__Set task__
Find all lines in the listing that include the word "document", then copy them.

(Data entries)
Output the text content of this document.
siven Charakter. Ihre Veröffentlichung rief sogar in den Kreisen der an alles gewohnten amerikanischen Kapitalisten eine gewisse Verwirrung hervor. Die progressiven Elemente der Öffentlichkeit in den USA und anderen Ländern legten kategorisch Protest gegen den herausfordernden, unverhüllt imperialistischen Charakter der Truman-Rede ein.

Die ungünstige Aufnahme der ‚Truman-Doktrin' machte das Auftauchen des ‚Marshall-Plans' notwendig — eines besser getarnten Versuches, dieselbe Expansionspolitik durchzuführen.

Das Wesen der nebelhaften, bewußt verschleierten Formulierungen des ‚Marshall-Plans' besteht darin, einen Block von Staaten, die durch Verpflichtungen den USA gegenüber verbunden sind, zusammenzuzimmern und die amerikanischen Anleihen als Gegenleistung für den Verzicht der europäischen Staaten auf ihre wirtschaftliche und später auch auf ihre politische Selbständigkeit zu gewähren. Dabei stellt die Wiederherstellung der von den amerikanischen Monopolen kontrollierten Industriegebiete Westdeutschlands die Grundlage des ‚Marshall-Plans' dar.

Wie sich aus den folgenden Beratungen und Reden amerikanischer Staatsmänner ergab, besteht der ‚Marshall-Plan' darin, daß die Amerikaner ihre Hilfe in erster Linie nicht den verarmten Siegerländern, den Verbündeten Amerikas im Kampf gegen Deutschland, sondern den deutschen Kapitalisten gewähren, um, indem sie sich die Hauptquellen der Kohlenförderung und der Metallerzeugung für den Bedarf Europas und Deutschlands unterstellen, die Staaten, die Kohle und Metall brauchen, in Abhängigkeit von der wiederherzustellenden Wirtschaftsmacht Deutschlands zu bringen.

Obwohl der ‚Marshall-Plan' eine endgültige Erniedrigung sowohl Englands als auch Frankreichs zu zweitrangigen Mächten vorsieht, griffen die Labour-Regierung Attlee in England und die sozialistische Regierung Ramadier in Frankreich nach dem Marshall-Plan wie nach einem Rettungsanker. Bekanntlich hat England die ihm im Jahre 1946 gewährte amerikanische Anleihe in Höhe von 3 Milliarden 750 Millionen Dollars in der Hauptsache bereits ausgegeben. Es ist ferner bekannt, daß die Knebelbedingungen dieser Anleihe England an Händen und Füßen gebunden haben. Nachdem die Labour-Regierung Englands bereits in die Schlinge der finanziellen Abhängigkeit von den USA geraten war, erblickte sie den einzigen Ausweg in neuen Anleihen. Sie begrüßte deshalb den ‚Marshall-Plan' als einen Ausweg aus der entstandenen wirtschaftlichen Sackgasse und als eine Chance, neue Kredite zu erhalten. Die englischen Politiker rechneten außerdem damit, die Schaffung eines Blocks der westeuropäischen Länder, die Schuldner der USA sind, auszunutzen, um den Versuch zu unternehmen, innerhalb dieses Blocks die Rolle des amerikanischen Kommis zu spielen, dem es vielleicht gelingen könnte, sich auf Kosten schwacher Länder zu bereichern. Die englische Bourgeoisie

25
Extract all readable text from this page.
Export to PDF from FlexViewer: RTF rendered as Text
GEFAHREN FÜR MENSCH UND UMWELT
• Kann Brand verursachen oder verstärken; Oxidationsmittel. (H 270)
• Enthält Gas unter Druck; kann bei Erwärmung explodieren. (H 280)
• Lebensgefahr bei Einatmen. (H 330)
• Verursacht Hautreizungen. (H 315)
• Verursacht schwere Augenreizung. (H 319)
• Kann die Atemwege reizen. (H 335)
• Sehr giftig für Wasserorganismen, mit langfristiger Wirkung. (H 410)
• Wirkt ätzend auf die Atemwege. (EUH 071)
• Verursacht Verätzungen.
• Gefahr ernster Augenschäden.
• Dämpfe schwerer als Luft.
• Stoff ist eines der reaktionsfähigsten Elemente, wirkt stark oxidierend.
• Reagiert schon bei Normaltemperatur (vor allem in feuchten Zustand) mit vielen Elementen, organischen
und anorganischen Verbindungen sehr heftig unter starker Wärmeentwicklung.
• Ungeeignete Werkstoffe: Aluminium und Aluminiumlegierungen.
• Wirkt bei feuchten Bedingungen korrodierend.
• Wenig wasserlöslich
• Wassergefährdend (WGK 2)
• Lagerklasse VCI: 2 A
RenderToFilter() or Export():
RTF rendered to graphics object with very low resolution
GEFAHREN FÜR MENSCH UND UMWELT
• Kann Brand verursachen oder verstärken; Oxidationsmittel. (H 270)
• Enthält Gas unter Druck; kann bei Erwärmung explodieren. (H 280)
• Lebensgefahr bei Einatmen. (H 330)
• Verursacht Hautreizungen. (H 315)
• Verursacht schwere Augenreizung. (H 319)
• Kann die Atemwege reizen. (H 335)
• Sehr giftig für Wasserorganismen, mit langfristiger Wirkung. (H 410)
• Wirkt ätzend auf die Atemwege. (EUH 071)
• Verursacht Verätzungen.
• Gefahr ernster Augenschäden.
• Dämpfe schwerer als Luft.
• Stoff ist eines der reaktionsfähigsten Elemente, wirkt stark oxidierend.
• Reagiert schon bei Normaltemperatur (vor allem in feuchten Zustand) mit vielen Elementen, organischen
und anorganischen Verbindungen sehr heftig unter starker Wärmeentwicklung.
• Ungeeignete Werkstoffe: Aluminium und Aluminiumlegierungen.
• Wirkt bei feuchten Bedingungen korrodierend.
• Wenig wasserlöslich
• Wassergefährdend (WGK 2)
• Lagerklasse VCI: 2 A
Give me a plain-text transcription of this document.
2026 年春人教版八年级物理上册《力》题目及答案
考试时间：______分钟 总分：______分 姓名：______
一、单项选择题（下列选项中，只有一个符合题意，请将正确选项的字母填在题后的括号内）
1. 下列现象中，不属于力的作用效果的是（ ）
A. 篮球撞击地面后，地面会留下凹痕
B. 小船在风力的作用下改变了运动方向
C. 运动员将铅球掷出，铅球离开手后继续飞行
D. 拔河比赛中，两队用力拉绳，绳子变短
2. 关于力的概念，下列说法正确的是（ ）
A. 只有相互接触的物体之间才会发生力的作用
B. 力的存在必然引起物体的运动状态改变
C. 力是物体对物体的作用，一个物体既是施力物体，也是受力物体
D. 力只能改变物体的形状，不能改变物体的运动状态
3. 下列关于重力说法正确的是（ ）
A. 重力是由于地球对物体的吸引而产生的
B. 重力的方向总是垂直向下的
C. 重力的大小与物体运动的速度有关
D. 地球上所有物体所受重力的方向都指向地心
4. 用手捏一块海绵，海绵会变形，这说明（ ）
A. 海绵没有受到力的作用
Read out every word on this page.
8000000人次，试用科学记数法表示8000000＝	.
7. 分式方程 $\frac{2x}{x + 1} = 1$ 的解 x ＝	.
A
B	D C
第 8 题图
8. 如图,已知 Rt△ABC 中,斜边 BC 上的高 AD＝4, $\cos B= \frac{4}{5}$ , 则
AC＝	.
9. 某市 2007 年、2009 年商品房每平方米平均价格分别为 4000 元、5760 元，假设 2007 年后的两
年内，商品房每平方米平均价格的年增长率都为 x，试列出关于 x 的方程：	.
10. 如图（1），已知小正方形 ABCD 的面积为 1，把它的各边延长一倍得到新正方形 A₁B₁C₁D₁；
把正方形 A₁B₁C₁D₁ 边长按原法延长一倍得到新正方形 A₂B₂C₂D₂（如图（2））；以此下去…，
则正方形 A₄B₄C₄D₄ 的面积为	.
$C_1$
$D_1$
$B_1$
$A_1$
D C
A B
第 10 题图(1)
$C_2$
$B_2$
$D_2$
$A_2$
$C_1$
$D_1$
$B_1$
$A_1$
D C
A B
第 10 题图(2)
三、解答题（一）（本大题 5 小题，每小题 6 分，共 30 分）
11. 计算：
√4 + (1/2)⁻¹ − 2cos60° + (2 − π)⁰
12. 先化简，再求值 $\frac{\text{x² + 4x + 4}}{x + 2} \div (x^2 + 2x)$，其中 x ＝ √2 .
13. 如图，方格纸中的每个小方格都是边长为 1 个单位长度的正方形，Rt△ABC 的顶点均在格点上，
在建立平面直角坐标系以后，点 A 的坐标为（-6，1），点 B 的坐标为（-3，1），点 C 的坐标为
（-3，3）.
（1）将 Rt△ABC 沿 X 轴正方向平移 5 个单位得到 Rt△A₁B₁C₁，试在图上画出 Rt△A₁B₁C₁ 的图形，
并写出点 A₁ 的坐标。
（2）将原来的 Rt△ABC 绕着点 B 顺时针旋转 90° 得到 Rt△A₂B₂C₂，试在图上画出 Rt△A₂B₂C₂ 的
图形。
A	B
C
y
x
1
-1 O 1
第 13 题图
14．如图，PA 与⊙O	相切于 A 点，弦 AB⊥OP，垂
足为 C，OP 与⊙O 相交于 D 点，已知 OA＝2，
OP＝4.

__Finished task__
Output the text content of this document.
Give me a plain-text transcription of this document.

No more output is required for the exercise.